┌─ Dataset records

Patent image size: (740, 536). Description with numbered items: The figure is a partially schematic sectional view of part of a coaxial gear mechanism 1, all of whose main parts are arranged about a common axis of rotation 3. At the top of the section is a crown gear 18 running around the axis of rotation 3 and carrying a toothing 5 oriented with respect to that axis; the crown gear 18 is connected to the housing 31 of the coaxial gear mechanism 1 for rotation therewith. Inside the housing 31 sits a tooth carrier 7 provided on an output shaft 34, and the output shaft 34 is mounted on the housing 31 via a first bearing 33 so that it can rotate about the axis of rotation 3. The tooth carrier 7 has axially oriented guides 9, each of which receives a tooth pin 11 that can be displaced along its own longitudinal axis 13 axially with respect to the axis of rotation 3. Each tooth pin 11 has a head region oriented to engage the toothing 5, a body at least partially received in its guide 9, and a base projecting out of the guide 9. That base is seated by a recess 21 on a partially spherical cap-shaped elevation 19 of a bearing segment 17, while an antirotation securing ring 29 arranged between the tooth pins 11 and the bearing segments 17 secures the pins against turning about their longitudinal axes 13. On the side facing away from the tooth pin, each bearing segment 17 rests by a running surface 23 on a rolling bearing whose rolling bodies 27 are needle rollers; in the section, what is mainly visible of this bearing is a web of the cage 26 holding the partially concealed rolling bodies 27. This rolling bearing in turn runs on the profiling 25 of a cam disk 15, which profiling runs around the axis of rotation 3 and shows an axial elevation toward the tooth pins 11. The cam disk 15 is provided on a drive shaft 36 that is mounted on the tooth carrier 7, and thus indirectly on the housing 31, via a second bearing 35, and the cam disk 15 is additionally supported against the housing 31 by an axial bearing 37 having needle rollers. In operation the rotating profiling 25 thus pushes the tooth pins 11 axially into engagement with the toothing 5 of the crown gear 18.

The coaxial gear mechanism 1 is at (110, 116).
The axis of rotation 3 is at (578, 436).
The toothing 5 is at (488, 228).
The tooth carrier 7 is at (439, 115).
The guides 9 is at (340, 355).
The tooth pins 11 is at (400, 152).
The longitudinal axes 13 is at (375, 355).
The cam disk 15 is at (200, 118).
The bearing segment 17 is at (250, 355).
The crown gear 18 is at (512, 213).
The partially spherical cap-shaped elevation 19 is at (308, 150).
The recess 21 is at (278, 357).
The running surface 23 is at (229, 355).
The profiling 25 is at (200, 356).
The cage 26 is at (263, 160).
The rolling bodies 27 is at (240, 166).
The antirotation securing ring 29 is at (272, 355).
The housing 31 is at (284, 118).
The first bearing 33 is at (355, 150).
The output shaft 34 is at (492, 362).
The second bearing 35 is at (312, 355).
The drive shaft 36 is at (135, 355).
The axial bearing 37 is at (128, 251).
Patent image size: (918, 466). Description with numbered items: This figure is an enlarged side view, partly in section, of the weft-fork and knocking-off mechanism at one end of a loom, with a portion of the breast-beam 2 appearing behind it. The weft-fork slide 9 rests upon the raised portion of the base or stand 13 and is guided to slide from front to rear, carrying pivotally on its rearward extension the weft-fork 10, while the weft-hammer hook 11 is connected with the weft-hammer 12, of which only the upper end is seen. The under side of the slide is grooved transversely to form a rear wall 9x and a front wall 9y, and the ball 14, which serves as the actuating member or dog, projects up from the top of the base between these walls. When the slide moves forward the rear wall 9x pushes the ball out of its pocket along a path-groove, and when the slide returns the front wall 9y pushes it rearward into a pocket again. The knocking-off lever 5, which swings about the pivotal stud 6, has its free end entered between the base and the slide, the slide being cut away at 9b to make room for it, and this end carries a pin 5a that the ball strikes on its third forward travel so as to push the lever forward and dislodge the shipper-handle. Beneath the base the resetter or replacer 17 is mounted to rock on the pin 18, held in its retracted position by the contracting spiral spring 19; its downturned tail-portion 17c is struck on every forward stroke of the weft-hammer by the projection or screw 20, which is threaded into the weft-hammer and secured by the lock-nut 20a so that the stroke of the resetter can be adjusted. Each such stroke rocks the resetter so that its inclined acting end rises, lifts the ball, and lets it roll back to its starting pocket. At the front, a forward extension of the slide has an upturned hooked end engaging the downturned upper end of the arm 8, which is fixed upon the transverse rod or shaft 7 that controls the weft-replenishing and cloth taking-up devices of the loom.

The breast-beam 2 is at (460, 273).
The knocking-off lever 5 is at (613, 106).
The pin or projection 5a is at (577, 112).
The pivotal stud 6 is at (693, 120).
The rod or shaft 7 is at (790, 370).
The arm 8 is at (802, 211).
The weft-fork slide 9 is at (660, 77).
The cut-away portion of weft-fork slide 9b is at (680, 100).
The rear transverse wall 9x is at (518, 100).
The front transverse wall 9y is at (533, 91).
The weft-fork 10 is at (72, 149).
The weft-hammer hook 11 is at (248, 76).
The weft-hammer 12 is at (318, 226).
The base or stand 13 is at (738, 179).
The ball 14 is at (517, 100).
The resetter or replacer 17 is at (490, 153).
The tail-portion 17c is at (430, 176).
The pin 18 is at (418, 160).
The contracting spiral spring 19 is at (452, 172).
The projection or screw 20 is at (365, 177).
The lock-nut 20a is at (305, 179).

└─
┌─ Dataset records

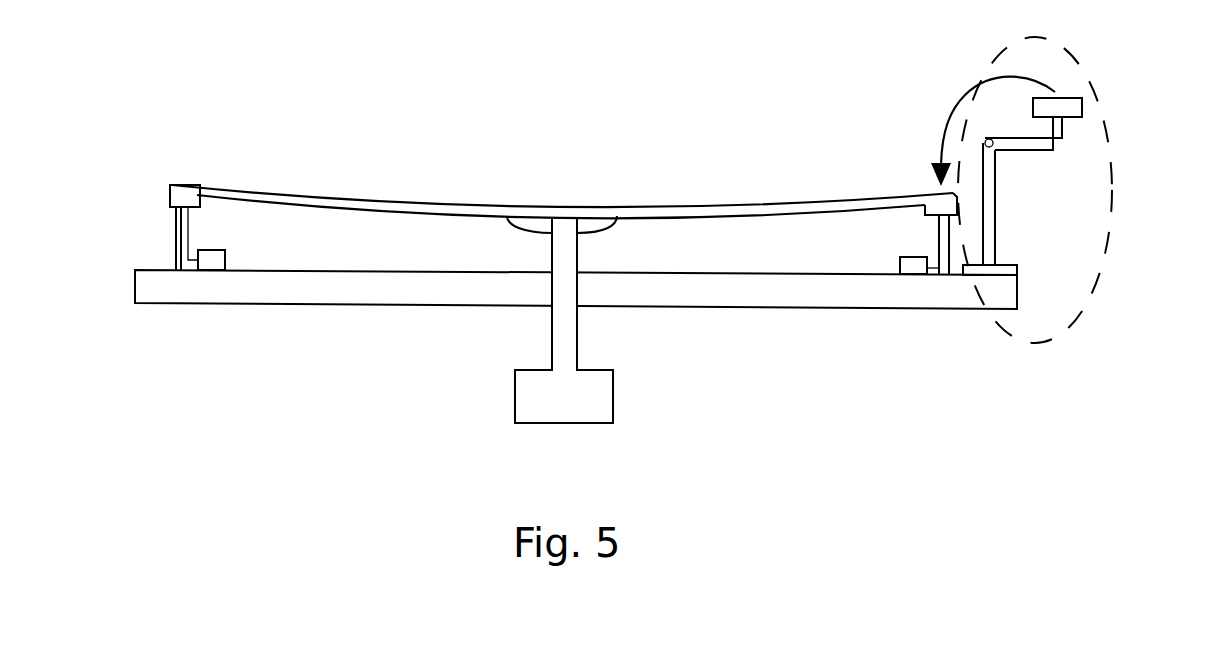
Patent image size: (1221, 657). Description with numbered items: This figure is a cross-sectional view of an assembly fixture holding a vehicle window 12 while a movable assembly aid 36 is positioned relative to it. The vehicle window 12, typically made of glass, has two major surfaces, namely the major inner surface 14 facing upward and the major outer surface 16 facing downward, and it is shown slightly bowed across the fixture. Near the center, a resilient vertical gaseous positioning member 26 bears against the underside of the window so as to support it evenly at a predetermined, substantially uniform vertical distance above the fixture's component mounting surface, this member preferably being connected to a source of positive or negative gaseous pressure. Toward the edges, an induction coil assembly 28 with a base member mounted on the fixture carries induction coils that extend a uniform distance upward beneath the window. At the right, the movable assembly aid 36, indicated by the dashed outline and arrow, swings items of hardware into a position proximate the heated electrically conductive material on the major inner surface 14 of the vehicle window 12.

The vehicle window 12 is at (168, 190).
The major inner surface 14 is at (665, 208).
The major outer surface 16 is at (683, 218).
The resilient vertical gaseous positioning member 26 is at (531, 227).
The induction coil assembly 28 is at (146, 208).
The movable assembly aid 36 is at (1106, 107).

└─

▶ [The task]:
Rename "assembly fixture" to "mounting fixture" in the stretch from the line containing "Patent image size: (1221, 657)." through the line containing "The movable assembly aid 36 is", and return only those lines with everything else left unchanged.

▶ [Solution for this exercise]:
Patent image size: (1221, 657). Description with numbered items: This figure is a cross-sectional view of an mounting fixture holding a vehicle window 12 while a movable assembly aid 36 is positioned relative to it. The vehicle window 12, typically made of glass, has two major surfaces, namely the major inner surface 14 facing upward and the major outer surface 16 facing downward, and it is shown slightly bowed across the fixture. Near the center, a resilient vertical gaseous positioning member 26 bears against the underside of the window so as to support it evenly at a predetermined, substantially uniform vertical distance above the fixture's component mounting surface, this member preferably being connected to a source of positive or negative gaseous pressure. Toward the edges, an induction coil assembly 28 with a base member mounted on the fixture carries induction coils that extend a uniform distance upward beneath the window. At the right, the movable assembly aid 36, indicated by the dashed outline and arrow, swings items of hardware into a position proximate the heated electrically conductive material on the major inner surface 14 of the vehicle window 12.

The vehicle window 12 is at (168, 190).
The major inner surface 14 is at (665, 208).
The major outer surface 16 is at (683, 218).
The resilient vertical gaseous positioning member 26 is at (531, 227).
The induction coil assembly 28 is at (146, 208).
The movable assembly aid 36 is at (1106, 107).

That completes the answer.